* [What you should do]:
Show all lines of the listing that hold the word "main".

* [Information supplied]:
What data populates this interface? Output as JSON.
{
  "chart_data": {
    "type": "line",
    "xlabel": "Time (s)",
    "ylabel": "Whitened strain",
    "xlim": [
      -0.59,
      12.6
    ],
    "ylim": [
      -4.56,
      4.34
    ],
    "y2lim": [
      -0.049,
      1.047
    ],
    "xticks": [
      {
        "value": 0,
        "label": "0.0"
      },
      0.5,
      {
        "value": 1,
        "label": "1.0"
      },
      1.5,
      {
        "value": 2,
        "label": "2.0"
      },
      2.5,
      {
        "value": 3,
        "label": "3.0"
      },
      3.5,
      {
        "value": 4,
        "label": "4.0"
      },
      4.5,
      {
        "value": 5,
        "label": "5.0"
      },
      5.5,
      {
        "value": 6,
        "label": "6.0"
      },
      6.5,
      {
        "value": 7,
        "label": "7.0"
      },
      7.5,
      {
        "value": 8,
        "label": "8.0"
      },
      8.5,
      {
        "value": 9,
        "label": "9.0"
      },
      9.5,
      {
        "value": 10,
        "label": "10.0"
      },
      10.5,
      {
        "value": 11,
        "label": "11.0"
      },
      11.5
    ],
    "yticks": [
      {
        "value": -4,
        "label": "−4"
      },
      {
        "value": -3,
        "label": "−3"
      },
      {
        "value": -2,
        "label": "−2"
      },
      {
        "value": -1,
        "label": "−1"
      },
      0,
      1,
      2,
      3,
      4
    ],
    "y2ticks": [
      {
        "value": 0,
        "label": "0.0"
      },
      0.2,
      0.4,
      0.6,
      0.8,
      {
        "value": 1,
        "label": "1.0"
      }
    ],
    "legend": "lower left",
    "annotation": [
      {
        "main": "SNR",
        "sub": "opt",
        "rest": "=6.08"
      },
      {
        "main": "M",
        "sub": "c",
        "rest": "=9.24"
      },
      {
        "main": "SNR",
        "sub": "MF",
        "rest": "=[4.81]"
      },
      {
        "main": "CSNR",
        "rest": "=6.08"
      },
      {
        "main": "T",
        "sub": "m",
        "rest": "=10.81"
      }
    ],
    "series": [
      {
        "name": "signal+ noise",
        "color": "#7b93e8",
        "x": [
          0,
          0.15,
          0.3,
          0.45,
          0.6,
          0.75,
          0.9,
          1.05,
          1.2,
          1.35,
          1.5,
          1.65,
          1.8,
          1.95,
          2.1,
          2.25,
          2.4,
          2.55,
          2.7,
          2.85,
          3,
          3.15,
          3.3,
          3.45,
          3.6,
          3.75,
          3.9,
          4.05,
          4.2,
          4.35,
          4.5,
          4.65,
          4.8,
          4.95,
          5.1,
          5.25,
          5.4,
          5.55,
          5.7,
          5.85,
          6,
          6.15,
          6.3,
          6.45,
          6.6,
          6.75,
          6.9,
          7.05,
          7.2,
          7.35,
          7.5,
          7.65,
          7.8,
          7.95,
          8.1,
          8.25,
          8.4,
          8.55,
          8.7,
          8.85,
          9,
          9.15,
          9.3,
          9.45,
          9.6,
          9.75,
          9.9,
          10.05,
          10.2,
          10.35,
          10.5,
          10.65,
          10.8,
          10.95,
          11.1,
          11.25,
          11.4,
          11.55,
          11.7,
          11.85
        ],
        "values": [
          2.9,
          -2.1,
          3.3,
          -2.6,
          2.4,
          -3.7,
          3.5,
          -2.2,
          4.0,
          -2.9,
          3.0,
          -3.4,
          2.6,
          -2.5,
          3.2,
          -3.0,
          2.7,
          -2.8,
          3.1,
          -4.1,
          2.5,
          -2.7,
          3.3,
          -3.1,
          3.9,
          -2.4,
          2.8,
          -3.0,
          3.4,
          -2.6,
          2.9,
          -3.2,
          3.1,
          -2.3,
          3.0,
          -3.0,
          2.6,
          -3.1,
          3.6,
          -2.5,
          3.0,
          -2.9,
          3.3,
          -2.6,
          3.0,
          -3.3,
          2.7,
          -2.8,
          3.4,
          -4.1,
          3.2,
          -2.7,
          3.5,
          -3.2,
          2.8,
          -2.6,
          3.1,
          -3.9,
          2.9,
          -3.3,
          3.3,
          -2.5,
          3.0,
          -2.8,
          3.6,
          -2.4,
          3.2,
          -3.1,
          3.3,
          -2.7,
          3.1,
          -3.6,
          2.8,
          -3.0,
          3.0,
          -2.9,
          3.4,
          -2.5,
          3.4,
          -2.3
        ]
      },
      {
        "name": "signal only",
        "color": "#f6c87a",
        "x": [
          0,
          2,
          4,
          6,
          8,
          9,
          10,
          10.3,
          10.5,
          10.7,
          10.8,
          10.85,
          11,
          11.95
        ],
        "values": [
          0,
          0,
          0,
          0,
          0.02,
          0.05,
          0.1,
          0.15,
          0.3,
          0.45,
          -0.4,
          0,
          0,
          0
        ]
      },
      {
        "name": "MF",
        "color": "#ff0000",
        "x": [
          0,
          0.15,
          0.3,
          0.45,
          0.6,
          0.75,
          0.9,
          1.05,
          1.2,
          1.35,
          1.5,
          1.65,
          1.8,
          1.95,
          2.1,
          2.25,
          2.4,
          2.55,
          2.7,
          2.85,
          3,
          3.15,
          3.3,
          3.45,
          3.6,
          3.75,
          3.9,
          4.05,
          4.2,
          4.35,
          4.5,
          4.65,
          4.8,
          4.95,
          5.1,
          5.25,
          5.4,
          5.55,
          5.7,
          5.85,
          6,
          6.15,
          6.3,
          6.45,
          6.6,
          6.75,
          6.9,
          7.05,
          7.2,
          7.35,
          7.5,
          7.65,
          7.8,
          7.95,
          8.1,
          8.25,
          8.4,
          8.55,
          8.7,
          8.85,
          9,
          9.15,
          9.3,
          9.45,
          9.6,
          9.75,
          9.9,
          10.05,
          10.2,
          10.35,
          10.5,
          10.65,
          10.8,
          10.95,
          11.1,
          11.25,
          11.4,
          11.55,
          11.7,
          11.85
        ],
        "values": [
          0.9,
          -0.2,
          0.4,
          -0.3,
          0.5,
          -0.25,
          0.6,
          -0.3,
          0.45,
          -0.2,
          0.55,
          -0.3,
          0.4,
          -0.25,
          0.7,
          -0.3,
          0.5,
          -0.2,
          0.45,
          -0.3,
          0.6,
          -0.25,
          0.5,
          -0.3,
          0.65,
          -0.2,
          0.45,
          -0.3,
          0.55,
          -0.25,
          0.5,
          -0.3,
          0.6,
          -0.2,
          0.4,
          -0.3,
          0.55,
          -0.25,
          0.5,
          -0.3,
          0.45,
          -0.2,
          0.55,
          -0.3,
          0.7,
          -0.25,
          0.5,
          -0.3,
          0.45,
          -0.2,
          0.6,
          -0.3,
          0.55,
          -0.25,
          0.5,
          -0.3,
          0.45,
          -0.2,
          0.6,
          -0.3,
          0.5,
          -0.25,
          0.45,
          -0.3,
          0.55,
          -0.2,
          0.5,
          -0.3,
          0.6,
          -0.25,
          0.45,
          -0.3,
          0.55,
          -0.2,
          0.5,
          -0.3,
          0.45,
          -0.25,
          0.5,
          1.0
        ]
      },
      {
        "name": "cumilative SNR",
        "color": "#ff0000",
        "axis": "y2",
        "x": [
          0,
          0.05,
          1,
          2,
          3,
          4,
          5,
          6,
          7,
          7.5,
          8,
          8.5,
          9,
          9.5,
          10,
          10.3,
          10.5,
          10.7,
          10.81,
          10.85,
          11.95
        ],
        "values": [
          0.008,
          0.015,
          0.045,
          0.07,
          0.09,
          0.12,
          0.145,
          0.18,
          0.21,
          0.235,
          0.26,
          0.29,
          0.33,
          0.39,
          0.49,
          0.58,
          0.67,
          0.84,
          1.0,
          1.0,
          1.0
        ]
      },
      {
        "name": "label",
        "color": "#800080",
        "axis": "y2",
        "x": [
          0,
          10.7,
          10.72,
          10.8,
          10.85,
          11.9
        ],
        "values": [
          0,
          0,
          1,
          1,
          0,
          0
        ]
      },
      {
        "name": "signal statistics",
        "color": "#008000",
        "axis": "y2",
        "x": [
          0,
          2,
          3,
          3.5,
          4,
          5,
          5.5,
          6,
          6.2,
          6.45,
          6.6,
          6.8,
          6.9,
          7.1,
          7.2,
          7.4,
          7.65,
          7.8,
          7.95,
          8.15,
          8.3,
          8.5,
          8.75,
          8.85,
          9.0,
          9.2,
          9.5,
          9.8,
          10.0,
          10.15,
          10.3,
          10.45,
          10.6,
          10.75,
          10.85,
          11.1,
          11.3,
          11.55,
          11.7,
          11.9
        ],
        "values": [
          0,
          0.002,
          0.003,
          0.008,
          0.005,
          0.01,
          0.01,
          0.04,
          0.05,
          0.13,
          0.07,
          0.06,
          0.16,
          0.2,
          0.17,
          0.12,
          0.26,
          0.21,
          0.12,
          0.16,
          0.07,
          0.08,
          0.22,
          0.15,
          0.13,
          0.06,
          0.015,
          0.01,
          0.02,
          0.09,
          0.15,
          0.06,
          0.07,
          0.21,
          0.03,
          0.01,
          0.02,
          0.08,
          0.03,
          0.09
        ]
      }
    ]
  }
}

* [Response below]:
        "main": "SNR",
        "main": "M",
        "main": "SNR",
        "main": "CSNR",
        "main": "T",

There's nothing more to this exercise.